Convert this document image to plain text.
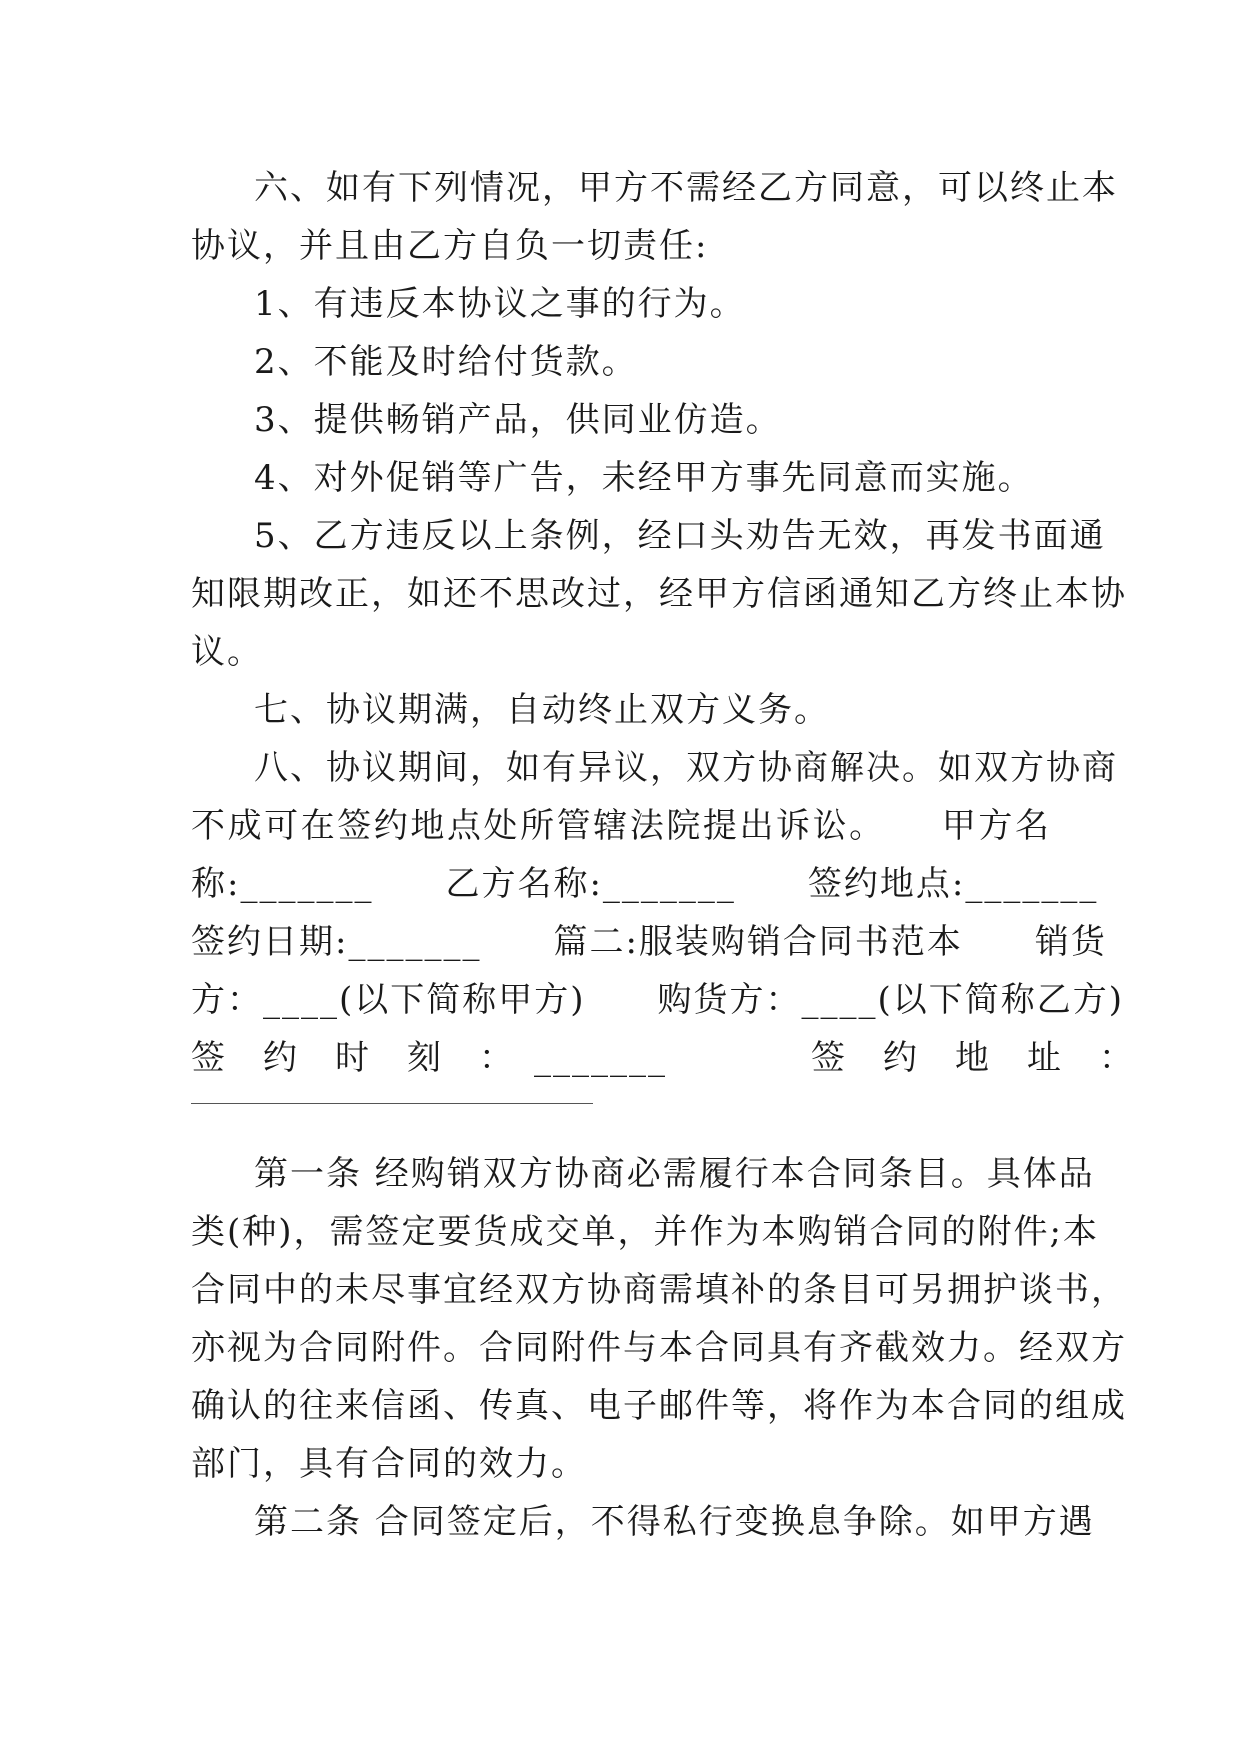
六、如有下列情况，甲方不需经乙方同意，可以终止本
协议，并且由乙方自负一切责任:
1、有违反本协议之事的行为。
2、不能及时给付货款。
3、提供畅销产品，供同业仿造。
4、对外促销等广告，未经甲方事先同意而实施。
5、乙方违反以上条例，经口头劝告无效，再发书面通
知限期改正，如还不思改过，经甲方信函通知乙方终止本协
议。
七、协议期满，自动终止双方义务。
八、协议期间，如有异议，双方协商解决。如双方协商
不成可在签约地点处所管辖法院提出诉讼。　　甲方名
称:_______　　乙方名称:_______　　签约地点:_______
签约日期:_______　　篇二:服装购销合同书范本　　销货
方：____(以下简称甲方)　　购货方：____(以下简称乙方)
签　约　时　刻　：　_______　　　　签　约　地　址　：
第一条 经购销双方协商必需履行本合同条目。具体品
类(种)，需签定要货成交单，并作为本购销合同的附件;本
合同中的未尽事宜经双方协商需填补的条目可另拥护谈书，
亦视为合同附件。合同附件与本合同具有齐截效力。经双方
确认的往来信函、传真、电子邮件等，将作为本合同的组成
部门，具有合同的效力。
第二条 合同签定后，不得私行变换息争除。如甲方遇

→ WHAT TO WORK ON:
Write out each line again precisely as it appears, skipping every picture.

→ OUTPUT FOR THIS TASK:
Convert this document image to plain text.
六、如有下列情况，甲方不需经乙方同意，可以终止本
协议，并且由乙方自负一切责任:
1、有违反本协议之事的行为。
2、不能及时给付货款。
3、提供畅销产品，供同业仿造。
4、对外促销等广告，未经甲方事先同意而实施。
5、乙方违反以上条例，经口头劝告无效，再发书面通
知限期改正，如还不思改过，经甲方信函通知乙方终止本协
议。
七、协议期满，自动终止双方义务。
八、协议期间，如有异议，双方协商解决。如双方协商
不成可在签约地点处所管辖法院提出诉讼。　　甲方名
称:_______　　乙方名称:_______　　签约地点:_______
签约日期:_______　　篇二:服装购销合同书范本　　销货
方：____(以下简称甲方)　　购货方：____(以下简称乙方)
签　约　时　刻　：　_______　　　　签　约　地　址　：
第一条 经购销双方协商必需履行本合同条目。具体品
类(种)，需签定要货成交单，并作为本购销合同的附件;本
合同中的未尽事宜经双方协商需填补的条目可另拥护谈书，
亦视为合同附件。合同附件与本合同具有齐截效力。经双方
确认的往来信函、传真、电子邮件等，将作为本合同的组成
部门，具有合同的效力。
第二条 合同签定后，不得私行变换息争除。如甲方遇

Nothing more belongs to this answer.